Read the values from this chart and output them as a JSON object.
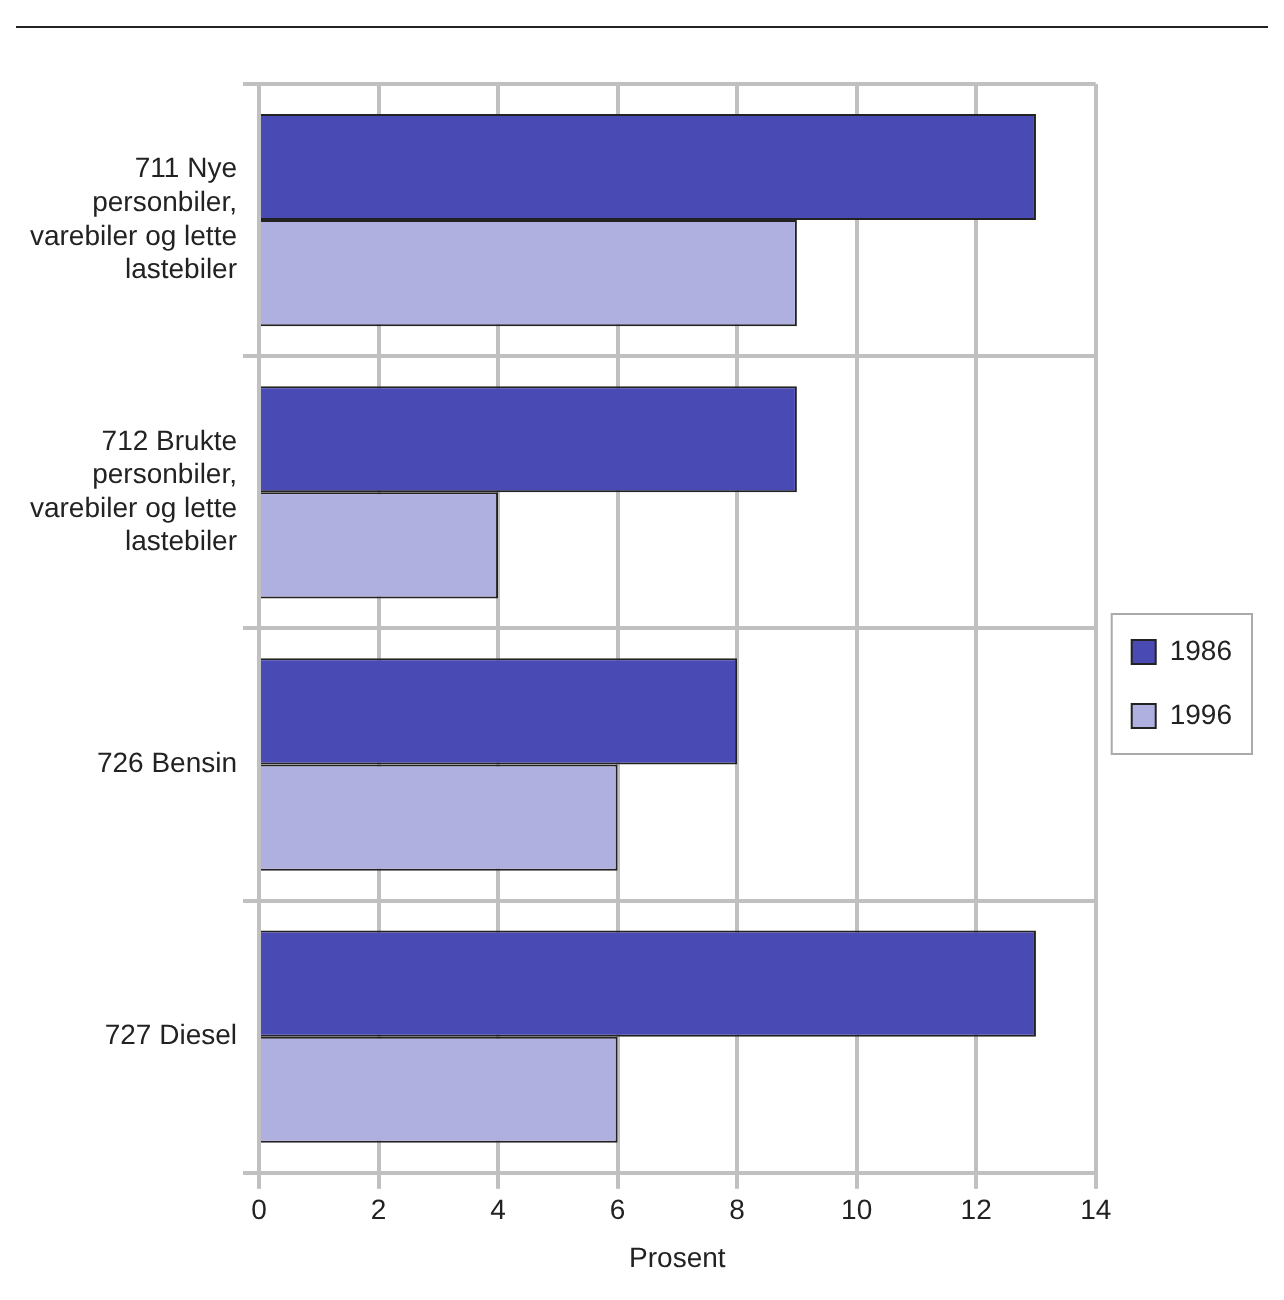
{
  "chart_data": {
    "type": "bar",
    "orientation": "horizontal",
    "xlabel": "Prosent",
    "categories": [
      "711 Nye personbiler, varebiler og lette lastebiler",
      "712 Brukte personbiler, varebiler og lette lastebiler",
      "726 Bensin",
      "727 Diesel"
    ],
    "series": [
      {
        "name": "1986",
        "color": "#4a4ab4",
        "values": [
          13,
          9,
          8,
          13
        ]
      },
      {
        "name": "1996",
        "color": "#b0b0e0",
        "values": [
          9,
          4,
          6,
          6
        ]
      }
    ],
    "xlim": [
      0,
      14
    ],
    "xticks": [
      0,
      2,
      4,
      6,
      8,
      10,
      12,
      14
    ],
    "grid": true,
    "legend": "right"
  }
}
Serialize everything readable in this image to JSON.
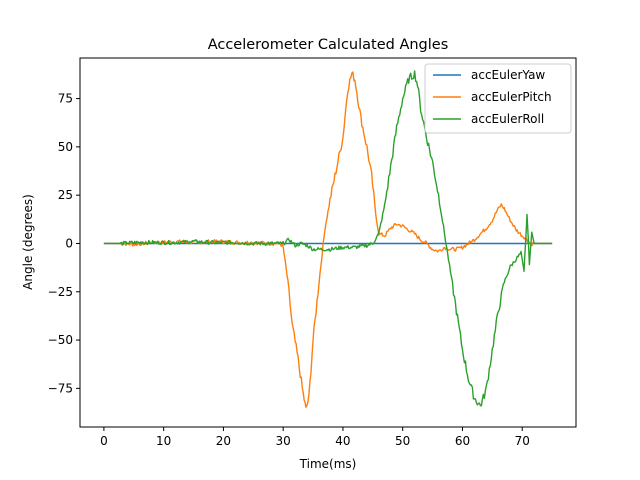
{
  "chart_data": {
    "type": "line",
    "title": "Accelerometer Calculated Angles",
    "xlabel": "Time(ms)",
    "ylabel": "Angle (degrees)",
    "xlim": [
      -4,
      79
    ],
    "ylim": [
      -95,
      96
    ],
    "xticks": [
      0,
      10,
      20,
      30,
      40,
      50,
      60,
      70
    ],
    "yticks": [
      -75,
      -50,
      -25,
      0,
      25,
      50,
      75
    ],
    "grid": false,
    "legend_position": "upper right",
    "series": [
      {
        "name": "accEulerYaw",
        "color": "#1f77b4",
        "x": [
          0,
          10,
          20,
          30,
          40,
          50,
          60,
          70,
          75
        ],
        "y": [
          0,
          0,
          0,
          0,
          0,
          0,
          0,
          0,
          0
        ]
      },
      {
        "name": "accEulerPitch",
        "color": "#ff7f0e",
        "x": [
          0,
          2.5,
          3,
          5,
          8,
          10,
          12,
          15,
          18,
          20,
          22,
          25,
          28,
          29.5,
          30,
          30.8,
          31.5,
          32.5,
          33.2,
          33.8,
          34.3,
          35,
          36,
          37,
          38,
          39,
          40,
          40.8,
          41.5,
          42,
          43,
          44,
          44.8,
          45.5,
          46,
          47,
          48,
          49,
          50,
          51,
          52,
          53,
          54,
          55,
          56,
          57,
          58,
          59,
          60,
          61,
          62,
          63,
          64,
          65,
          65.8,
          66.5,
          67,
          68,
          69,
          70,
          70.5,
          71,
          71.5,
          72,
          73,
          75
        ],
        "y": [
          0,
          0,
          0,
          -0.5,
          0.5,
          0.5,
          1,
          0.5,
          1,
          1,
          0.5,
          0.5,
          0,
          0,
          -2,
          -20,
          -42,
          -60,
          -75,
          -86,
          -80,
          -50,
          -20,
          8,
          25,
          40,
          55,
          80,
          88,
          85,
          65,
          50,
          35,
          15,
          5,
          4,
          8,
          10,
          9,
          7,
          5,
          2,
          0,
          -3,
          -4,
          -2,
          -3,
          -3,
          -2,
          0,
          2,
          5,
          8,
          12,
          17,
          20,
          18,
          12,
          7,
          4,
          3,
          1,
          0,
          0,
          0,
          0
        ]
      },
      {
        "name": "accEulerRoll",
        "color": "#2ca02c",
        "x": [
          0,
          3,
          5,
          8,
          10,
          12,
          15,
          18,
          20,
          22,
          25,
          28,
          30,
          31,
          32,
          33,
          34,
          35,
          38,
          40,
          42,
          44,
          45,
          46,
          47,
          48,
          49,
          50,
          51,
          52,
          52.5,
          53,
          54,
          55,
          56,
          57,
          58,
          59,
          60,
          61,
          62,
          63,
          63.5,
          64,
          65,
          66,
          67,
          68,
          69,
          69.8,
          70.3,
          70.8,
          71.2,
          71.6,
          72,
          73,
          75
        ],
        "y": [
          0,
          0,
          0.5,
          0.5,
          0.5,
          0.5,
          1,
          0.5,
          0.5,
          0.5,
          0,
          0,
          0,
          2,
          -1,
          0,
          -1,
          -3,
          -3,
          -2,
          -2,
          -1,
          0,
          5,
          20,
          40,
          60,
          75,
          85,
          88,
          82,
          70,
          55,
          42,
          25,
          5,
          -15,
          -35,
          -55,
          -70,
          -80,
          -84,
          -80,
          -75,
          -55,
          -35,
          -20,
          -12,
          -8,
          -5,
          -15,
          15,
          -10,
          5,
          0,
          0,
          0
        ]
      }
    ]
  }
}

━━━━━━━━

- _Given problem_
Copy out the whole listing exactly, and don't carry over any pictures.

- _Right answer_
Read the values from this chart and output them as a JSON object.
{
  "chart_data": {
    "type": "bar",
    "orientation": "horizontal",
    "xlabel": "Prosent",
    "categories": [
      "711 Nye personbiler, varebiler og lette lastebiler",
      "712 Brukte personbiler, varebiler og lette lastebiler",
      "726 Bensin",
      "727 Diesel"
    ],
    "series": [
      {
        "name": "1986",
        "color": "#4a4ab4",
        "values": [
          13,
          9,
          8,
          13
        ]
      },
      {
        "name": "1996",
        "color": "#b0b0e0",
        "values": [
          9,
          4,
          6,
          6
        ]
      }
    ],
    "xlim": [
      0,
      14
    ],
    "xticks": [
      0,
      2,
      4,
      6,
      8,
      10,
      12,
      14
    ],
    "grid": true,
    "legend": "right"
  }
}
Serialize everything readable in this image to JSON.
{
  "chart_data": {
    "type": "line",
    "title": "Accelerometer Calculated Angles",
    "xlabel": "Time(ms)",
    "ylabel": "Angle (degrees)",
    "xlim": [
      -4,
      79
    ],
    "ylim": [
      -95,
      96
    ],
    "xticks": [
      0,
      10,
      20,
      30,
      40,
      50,
      60,
      70
    ],
    "yticks": [
      -75,
      -50,
      -25,
      0,
      25,
      50,
      75
    ],
    "grid": false,
    "legend_position": "upper right",
    "series": [
      {
        "name": "accEulerYaw",
        "color": "#1f77b4",
        "x": [
          0,
          10,
          20,
          30,
          40,
          50,
          60,
          70,
          75
        ],
        "y": [
          0,
          0,
          0,
          0,
          0,
          0,
          0,
          0,
          0
        ]
      },
      {
        "name": "accEulerPitch",
        "color": "#ff7f0e",
        "x": [
          0,
          2.5,
          3,
          5,
          8,
          10,
          12,
          15,
          18,
          20,
          22,
          25,
          28,
          29.5,
          30,
          30.8,
          31.5,
          32.5,
          33.2,
          33.8,
          34.3,
          35,
          36,
          37,
          38,
          39,
          40,
          40.8,
          41.5,
          42,
          43,
          44,
          44.8,
          45.5,
          46,
          47,
          48,
          49,
          50,
          51,
          52,
          53,
          54,
          55,
          56,
          57,
          58,
          59,
          60,
          61,
          62,
          63,
          64,
          65,
          65.8,
          66.5,
          67,
          68,
          69,
          70,
          70.5,
          71,
          71.5,
          72,
          73,
          75
        ],
        "y": [
          0,
          0,
          0,
          -0.5,
          0.5,
          0.5,
          1,
          0.5,
          1,
          1,
          0.5,
          0.5,
          0,
          0,
          -2,
          -20,
          -42,
          -60,
          -75,
          -86,
          -80,
          -50,
          -20,
          8,
          25,
          40,
          55,
          80,
          88,
          85,
          65,
          50,
          35,
          15,
          5,
          4,
          8,
          10,
          9,
          7,
          5,
          2,
          0,
          -3,
          -4,
          -2,
          -3,
          -3,
          -2,
          0,
          2,
          5,
          8,
          12,
          17,
          20,
          18,
          12,
          7,
          4,
          3,
          1,
          0,
          0,
          0,
          0
        ]
      },
      {
        "name": "accEulerRoll",
        "color": "#2ca02c",
        "x": [
          0,
          3,
          5,
          8,
          10,
          12,
          15,
          18,
          20,
          22,
          25,
          28,
          30,
          31,
          32,
          33,
          34,
          35,
          38,
          40,
          42,
          44,
          45,
          46,
          47,
          48,
          49,
          50,
          51,
          52,
          52.5,
          53,
          54,
          55,
          56,
          57,
          58,
          59,
          60,
          61,
          62,
          63,
          63.5,
          64,
          65,
          66,
          67,
          68,
          69,
          69.8,
          70.3,
          70.8,
          71.2,
          71.6,
          72,
          73,
          75
        ],
        "y": [
          0,
          0,
          0.5,
          0.5,
          0.5,
          0.5,
          1,
          0.5,
          0.5,
          0.5,
          0,
          0,
          0,
          2,
          -1,
          0,
          -1,
          -3,
          -3,
          -2,
          -2,
          -1,
          0,
          5,
          20,
          40,
          60,
          75,
          85,
          88,
          82,
          70,
          55,
          42,
          25,
          5,
          -15,
          -35,
          -55,
          -70,
          -80,
          -84,
          -80,
          -75,
          -55,
          -35,
          -20,
          -12,
          -8,
          -5,
          -15,
          15,
          -10,
          5,
          0,
          0,
          0
        ]
      }
    ]
  }
}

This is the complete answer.